Employee ownership trusts: what are the pros and cons?
The option of selling companies to employees is providing an interesting alternative route for business owners looking to hand over greater control
Increasing numbers of businesses are reaping the benefits of selling to their employees. So how exactly do these transactions take place – and what are the advantages and challenges of making such an exchange?
Introduced in September 2014, employee ownership trusts (EOTs) are a government initiative that aims to promote employee ownership by giving business owners the opportunity to sell their shares to an employee-owned trust, free from capital gains tax.
More traditional options for business sales include selling to another company, to the management or to the public through a listing on the stock exchange.
To take an example from the built environment sector, Arup has been employee-owned since 1977 and other businesses in the industry are increasingly following suit: Curtins, Buckingham Group, McGee and Kilnbridge, to name a few.
Curtins’ EOT journey
Curtins chief executive Rob Melling discusses the company’s route to becoming an EOT
Becoming an EOT has been truly aligned to our principles of making sure our people are at the heart of our business.
We’ve always strived to give everyone at Curtins a say, but their voices have been amplified by the EOT model.
Our employee forum meets regularly to represent the thoughts and views of colleagues, and acts as a direct conduit to the board of directors.
Our model of hybrid working was shaped by feedback from the forum – for example, by continuing to help inform our direction of travel on behalf of all employees.
The ability to share in our financial performance has also provided a greater level of reward for the efforts of our team.
I believe this is having a positive impact on the service we provide to our clients too. While staff have always placed clients highly and work well to deliver what our clients require from us, they have a greater sense of belonging now.
This has magnified their desire to achieve our company objectives, and serving clients is at the heart of that.
We sought a lot of advice and guidance on transitioning to an EOT and were well aware of the stumbling blocks we might encounter.
But Curtins has always been independent and the values of our founder, Bill Curtin, guide our employees in a common purpose. We know who we are and where we want to go.
It’s this common goal that enabled a smooth transition. Now, 20 months on, we’ve been able to reflect on this journey.

⁂

According to the article on employee ownership trusts, in what month and year were employee ownership trusts introduced?

**GIVEN INFORMATION**

⁂

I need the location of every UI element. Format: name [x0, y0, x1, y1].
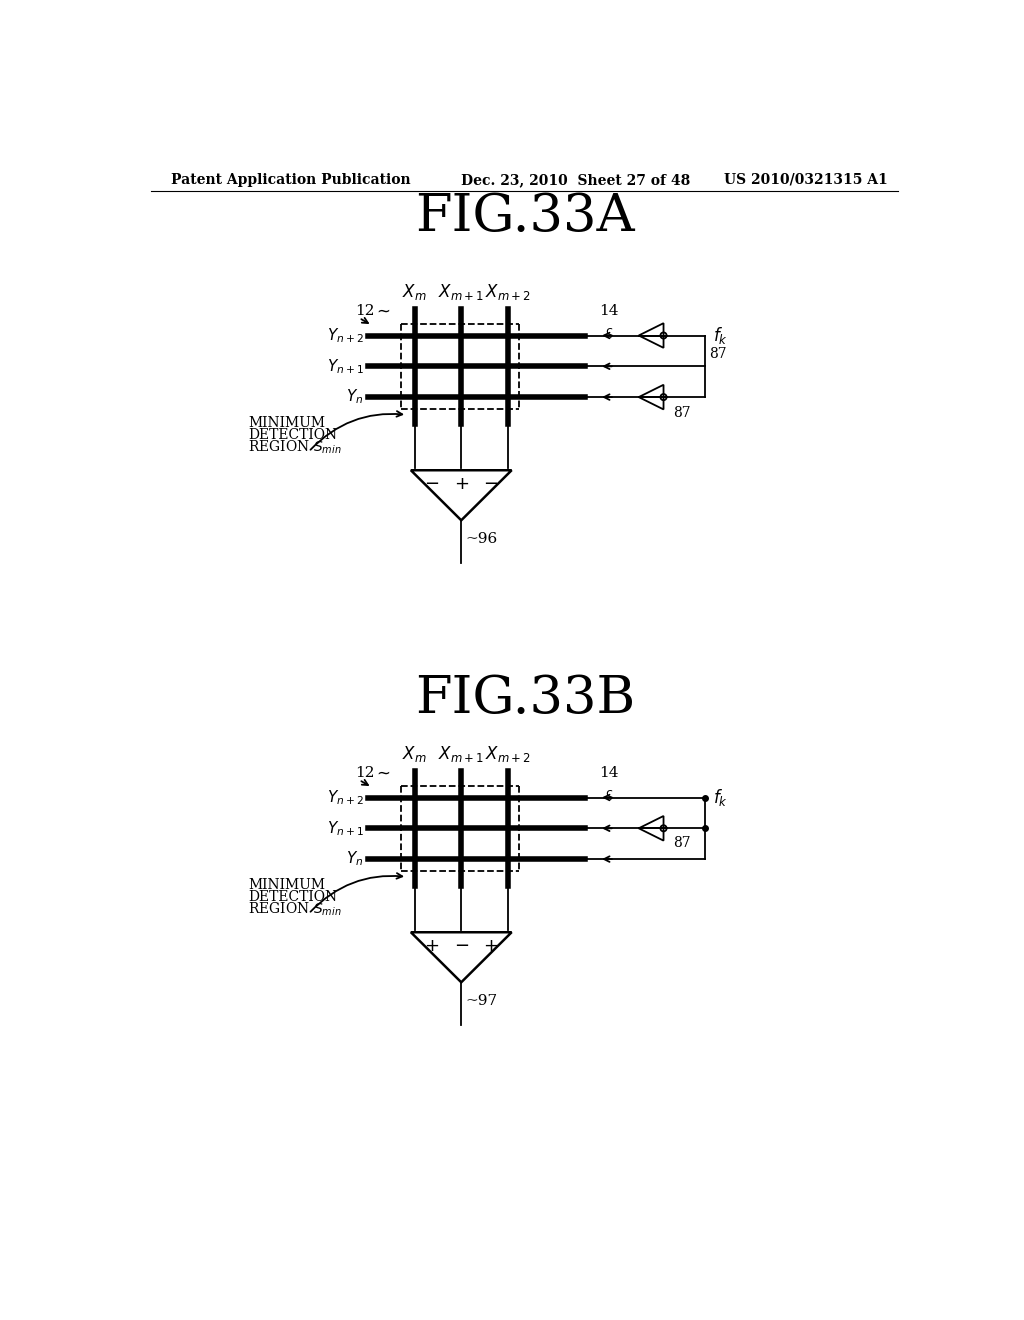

⁂

**SOLUTION TO THE EXERCISE**
September 2014